(Dataset entries)
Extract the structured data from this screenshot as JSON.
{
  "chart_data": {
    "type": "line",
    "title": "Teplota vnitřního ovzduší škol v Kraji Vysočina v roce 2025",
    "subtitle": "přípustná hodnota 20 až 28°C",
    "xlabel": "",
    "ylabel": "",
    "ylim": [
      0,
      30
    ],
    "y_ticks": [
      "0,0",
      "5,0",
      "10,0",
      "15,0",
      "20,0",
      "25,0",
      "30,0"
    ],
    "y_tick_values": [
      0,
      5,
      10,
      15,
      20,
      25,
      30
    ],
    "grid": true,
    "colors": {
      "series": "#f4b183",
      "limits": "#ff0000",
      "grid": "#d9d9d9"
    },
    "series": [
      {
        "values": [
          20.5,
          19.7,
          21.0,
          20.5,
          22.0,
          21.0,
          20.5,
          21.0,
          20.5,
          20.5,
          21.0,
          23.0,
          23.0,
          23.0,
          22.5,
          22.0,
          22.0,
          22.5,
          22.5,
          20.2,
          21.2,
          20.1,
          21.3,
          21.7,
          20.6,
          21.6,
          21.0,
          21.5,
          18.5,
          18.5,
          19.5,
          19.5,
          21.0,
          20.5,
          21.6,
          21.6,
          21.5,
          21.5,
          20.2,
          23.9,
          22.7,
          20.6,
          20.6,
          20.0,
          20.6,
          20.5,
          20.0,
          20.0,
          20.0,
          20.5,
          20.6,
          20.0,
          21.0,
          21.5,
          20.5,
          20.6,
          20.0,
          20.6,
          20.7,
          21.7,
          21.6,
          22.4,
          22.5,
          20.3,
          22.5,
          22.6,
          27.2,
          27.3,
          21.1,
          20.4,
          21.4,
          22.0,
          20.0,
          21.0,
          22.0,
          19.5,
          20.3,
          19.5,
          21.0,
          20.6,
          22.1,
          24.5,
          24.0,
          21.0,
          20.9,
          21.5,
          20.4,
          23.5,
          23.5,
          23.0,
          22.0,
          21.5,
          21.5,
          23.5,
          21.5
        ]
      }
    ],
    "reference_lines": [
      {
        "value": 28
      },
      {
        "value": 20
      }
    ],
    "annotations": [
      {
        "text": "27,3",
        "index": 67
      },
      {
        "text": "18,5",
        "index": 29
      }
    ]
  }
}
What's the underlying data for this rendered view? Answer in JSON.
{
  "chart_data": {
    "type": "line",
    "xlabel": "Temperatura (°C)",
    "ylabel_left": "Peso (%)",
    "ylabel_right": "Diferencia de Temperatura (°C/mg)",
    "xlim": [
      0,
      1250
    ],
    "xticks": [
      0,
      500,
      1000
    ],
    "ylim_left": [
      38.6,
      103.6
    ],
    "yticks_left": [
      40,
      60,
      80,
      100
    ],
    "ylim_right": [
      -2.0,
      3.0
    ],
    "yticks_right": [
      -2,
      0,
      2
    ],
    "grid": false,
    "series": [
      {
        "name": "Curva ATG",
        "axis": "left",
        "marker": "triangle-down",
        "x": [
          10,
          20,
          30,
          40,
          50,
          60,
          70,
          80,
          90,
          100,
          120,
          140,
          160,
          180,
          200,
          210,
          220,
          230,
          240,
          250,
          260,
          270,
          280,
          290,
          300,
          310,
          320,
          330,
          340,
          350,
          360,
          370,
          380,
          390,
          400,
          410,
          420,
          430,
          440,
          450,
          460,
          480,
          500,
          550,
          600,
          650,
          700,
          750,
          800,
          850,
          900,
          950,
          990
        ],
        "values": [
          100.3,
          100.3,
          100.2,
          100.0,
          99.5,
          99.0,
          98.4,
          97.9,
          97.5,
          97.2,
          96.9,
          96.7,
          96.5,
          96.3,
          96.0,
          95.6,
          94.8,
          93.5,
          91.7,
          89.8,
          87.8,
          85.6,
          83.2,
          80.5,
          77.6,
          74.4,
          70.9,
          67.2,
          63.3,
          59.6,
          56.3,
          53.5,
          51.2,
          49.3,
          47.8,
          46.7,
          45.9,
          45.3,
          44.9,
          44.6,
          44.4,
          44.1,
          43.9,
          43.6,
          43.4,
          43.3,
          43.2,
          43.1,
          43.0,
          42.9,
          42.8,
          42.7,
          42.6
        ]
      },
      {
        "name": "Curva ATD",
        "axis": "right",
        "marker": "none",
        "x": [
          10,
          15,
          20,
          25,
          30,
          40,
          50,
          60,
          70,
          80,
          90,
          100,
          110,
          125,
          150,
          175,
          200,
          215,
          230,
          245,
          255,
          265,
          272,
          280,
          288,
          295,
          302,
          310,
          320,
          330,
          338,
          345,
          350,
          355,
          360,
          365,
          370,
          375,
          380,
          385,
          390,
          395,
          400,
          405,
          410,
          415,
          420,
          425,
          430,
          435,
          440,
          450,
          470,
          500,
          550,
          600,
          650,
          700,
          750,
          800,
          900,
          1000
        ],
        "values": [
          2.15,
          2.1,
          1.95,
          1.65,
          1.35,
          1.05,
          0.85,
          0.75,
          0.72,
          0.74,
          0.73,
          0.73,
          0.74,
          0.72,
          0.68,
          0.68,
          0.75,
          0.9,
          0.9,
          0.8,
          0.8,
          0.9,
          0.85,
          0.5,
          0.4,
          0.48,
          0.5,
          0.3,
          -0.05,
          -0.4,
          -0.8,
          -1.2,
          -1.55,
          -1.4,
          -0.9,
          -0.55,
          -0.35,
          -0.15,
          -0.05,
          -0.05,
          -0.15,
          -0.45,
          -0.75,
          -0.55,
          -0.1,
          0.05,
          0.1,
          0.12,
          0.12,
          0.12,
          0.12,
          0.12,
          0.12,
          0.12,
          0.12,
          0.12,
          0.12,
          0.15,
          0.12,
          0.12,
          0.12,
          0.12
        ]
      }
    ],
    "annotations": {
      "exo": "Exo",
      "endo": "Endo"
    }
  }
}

> Goal of the exercise
Write out the full set of records exactly as given.

> Correct result
Extract the structured data from this screenshot as JSON.
{
  "chart_data": {
    "type": "line",
    "title": "Teplota vnitřního ovzduší škol v Kraji Vysočina v roce 2025",
    "subtitle": "přípustná hodnota 20 až 28°C",
    "xlabel": "",
    "ylabel": "",
    "ylim": [
      0,
      30
    ],
    "y_ticks": [
      "0,0",
      "5,0",
      "10,0",
      "15,0",
      "20,0",
      "25,0",
      "30,0"
    ],
    "y_tick_values": [
      0,
      5,
      10,
      15,
      20,
      25,
      30
    ],
    "grid": true,
    "colors": {
      "series": "#f4b183",
      "limits": "#ff0000",
      "grid": "#d9d9d9"
    },
    "series": [
      {
        "values": [
          20.5,
          19.7,
          21.0,
          20.5,
          22.0,
          21.0,
          20.5,
          21.0,
          20.5,
          20.5,
          21.0,
          23.0,
          23.0,
          23.0,
          22.5,
          22.0,
          22.0,
          22.5,
          22.5,
          20.2,
          21.2,
          20.1,
          21.3,
          21.7,
          20.6,
          21.6,
          21.0,
          21.5,
          18.5,
          18.5,
          19.5,
          19.5,
          21.0,
          20.5,
          21.6,
          21.6,
          21.5,
          21.5,
          20.2,
          23.9,
          22.7,
          20.6,
          20.6,
          20.0,
          20.6,
          20.5,
          20.0,
          20.0,
          20.0,
          20.5,
          20.6,
          20.0,
          21.0,
          21.5,
          20.5,
          20.6,
          20.0,
          20.6,
          20.7,
          21.7,
          21.6,
          22.4,
          22.5,
          20.3,
          22.5,
          22.6,
          27.2,
          27.3,
          21.1,
          20.4,
          21.4,
          22.0,
          20.0,
          21.0,
          22.0,
          19.5,
          20.3,
          19.5,
          21.0,
          20.6,
          22.1,
          24.5,
          24.0,
          21.0,
          20.9,
          21.5,
          20.4,
          23.5,
          23.5,
          23.0,
          22.0,
          21.5,
          21.5,
          23.5,
          21.5
        ]
      }
    ],
    "reference_lines": [
      {
        "value": 28
      },
      {
        "value": 20
      }
    ],
    "annotations": [
      {
        "text": "27,3",
        "index": 67
      },
      {
        "text": "18,5",
        "index": 29
      }
    ]
  }
}
What's the underlying data for this rendered view? Answer in JSON.
{
  "chart_data": {
    "type": "line",
    "xlabel": "Temperatura (°C)",
    "ylabel_left": "Peso (%)",
    "ylabel_right": "Diferencia de Temperatura (°C/mg)",
    "xlim": [
      0,
      1250
    ],
    "xticks": [
      0,
      500,
      1000
    ],
    "ylim_left": [
      38.6,
      103.6
    ],
    "yticks_left": [
      40,
      60,
      80,
      100
    ],
    "ylim_right": [
      -2.0,
      3.0
    ],
    "yticks_right": [
      -2,
      0,
      2
    ],
    "grid": false,
    "series": [
      {
        "name": "Curva ATG",
        "axis": "left",
        "marker": "triangle-down",
        "x": [
          10,
          20,
          30,
          40,
          50,
          60,
          70,
          80,
          90,
          100,
          120,
          140,
          160,
          180,
          200,
          210,
          220,
          230,
          240,
          250,
          260,
          270,
          280,
          290,
          300,
          310,
          320,
          330,
          340,
          350,
          360,
          370,
          380,
          390,
          400,
          410,
          420,
          430,
          440,
          450,
          460,
          480,
          500,
          550,
          600,
          650,
          700,
          750,
          800,
          850,
          900,
          950,
          990
        ],
        "values": [
          100.3,
          100.3,
          100.2,
          100.0,
          99.5,
          99.0,
          98.4,
          97.9,
          97.5,
          97.2,
          96.9,
          96.7,
          96.5,
          96.3,
          96.0,
          95.6,
          94.8,
          93.5,
          91.7,
          89.8,
          87.8,
          85.6,
          83.2,
          80.5,
          77.6,
          74.4,
          70.9,
          67.2,
          63.3,
          59.6,
          56.3,
          53.5,
          51.2,
          49.3,
          47.8,
          46.7,
          45.9,
          45.3,
          44.9,
          44.6,
          44.4,
          44.1,
          43.9,
          43.6,
          43.4,
          43.3,
          43.2,
          43.1,
          43.0,
          42.9,
          42.8,
          42.7,
          42.6
        ]
      },
      {
        "name": "Curva ATD",
        "axis": "right",
        "marker": "none",
        "x": [
          10,
          15,
          20,
          25,
          30,
          40,
          50,
          60,
          70,
          80,
          90,
          100,
          110,
          125,
          150,
          175,
          200,
          215,
          230,
          245,
          255,
          265,
          272,
          280,
          288,
          295,
          302,
          310,
          320,
          330,
          338,
          345,
          350,
          355,
          360,
          365,
          370,
          375,
          380,
          385,
          390,
          395,
          400,
          405,
          410,
          415,
          420,
          425,
          430,
          435,
          440,
          450,
          470,
          500,
          550,
          600,
          650,
          700,
          750,
          800,
          900,
          1000
        ],
        "values": [
          2.15,
          2.1,
          1.95,
          1.65,
          1.35,
          1.05,
          0.85,
          0.75,
          0.72,
          0.74,
          0.73,
          0.73,
          0.74,
          0.72,
          0.68,
          0.68,
          0.75,
          0.9,
          0.9,
          0.8,
          0.8,
          0.9,
          0.85,
          0.5,
          0.4,
          0.48,
          0.5,
          0.3,
          -0.05,
          -0.4,
          -0.8,
          -1.2,
          -1.55,
          -1.4,
          -0.9,
          -0.55,
          -0.35,
          -0.15,
          -0.05,
          -0.05,
          -0.15,
          -0.45,
          -0.75,
          -0.55,
          -0.1,
          0.05,
          0.1,
          0.12,
          0.12,
          0.12,
          0.12,
          0.12,
          0.12,
          0.12,
          0.12,
          0.12,
          0.12,
          0.15,
          0.12,
          0.12,
          0.12,
          0.12
        ]
      }
    ],
    "annotations": {
      "exo": "Exo",
      "endo": "Endo"
    }
  }
}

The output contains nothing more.